Extracted records

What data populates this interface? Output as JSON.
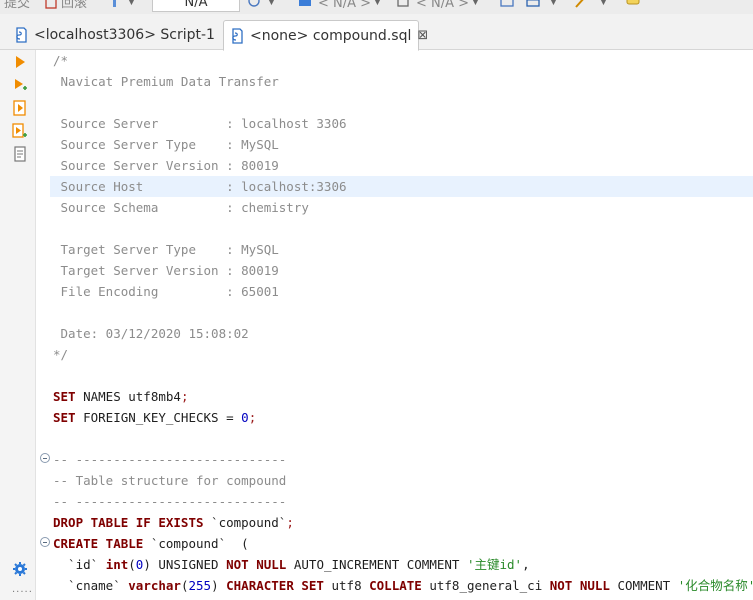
{
  "toolbar": {
    "commit_label": "提交",
    "rollback_label": "回滚",
    "transaction_value": "N/A",
    "datasource_value": "< N/A >",
    "schema_value": "< N/A >"
  },
  "tabs": [
    {
      "label": "<localhost3306> Script-1",
      "active": false
    },
    {
      "label": "<none> compound.sql",
      "active": true,
      "close": "⊠"
    }
  ],
  "gutter_icons": [
    "execute-statement-icon",
    "execute-in-new-tab-icon",
    "execute-script-icon",
    "execute-script-new-tab-icon",
    "explain-plan-icon"
  ],
  "editor": {
    "lines": [
      [
        {
          "t": "/*",
          "c": "cm"
        }
      ],
      [
        {
          "t": " Navicat Premium Data Transfer",
          "c": "cm"
        }
      ],
      [],
      [
        {
          "t": " Source Server         : localhost 3306",
          "c": "cm"
        }
      ],
      [
        {
          "t": " Source Server Type    : MySQL",
          "c": "cm"
        }
      ],
      [
        {
          "t": " Source Server Version : 80019",
          "c": "cm"
        }
      ],
      [
        {
          "t": " Source Host           : localhost:3306",
          "c": "cm"
        }
      ],
      [
        {
          "t": " Source Schema         : chemistry",
          "c": "cm"
        }
      ],
      [],
      [
        {
          "t": " Target Server Type    : MySQL",
          "c": "cm"
        }
      ],
      [
        {
          "t": " Target Server Version : 80019",
          "c": "cm"
        }
      ],
      [
        {
          "t": " File Encoding         : 65001",
          "c": "cm"
        }
      ],
      [],
      [
        {
          "t": " Date: 03/12/2020 15:08:02",
          "c": "cm"
        }
      ],
      [
        {
          "t": "*/",
          "c": "cm"
        }
      ],
      [],
      [
        {
          "t": "SET",
          "c": "kw"
        },
        {
          "t": " NAMES utf8mb4",
          "c": "pl"
        },
        {
          "t": ";",
          "c": "pn"
        }
      ],
      [
        {
          "t": "SET",
          "c": "kw"
        },
        {
          "t": " FOREIGN_KEY_CHECKS = ",
          "c": "pl"
        },
        {
          "t": "0",
          "c": "num"
        },
        {
          "t": ";",
          "c": "pn"
        }
      ],
      [],
      [
        {
          "t": "-- ----------------------------",
          "c": "cm"
        }
      ],
      [
        {
          "t": "-- Table structure for compound",
          "c": "cm"
        }
      ],
      [
        {
          "t": "-- ----------------------------",
          "c": "cm"
        }
      ],
      [
        {
          "t": "DROP TABLE IF EXISTS",
          "c": "kw"
        },
        {
          "t": " `compound`",
          "c": "pl"
        },
        {
          "t": ";",
          "c": "pn"
        }
      ],
      [
        {
          "t": "CREATE TABLE",
          "c": "kw"
        },
        {
          "t": " `compound`  (",
          "c": "pl"
        }
      ],
      [
        {
          "t": "  `id` ",
          "c": "pl"
        },
        {
          "t": "int",
          "c": "kw"
        },
        {
          "t": "(",
          "c": "pl"
        },
        {
          "t": "0",
          "c": "num"
        },
        {
          "t": ") UNSIGNED ",
          "c": "pl"
        },
        {
          "t": "NOT NULL",
          "c": "kw"
        },
        {
          "t": " AUTO_INCREMENT COMMENT ",
          "c": "pl"
        },
        {
          "t": "'主键id'",
          "c": "str"
        },
        {
          "t": ",",
          "c": "pl"
        }
      ],
      [
        {
          "t": "  `cname` ",
          "c": "pl"
        },
        {
          "t": "varchar",
          "c": "kw"
        },
        {
          "t": "(",
          "c": "pl"
        },
        {
          "t": "255",
          "c": "num"
        },
        {
          "t": ") ",
          "c": "pl"
        },
        {
          "t": "CHARACTER SET",
          "c": "kw"
        },
        {
          "t": " utf8 ",
          "c": "pl"
        },
        {
          "t": "COLLATE",
          "c": "kw"
        },
        {
          "t": " utf8_general_ci ",
          "c": "pl"
        },
        {
          "t": "NOT NULL",
          "c": "kw"
        },
        {
          "t": " COMMENT ",
          "c": "pl"
        },
        {
          "t": "'化合物名称'",
          "c": "str"
        }
      ]
    ]
  },
  "colors": {
    "keyword": "#7f0000",
    "comment": "#8c8c8c",
    "number": "#0000c0",
    "string": "#2a8a2a",
    "current_line": "#e8f2fe"
  }
}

▸ To be done: Look through the entries and find each line that has the string "Target". Copy those lines.

▸ Answer to the exercise:
          "t": " Target Server Type    : MySQL",
          "t": " Target Server Version : 80019",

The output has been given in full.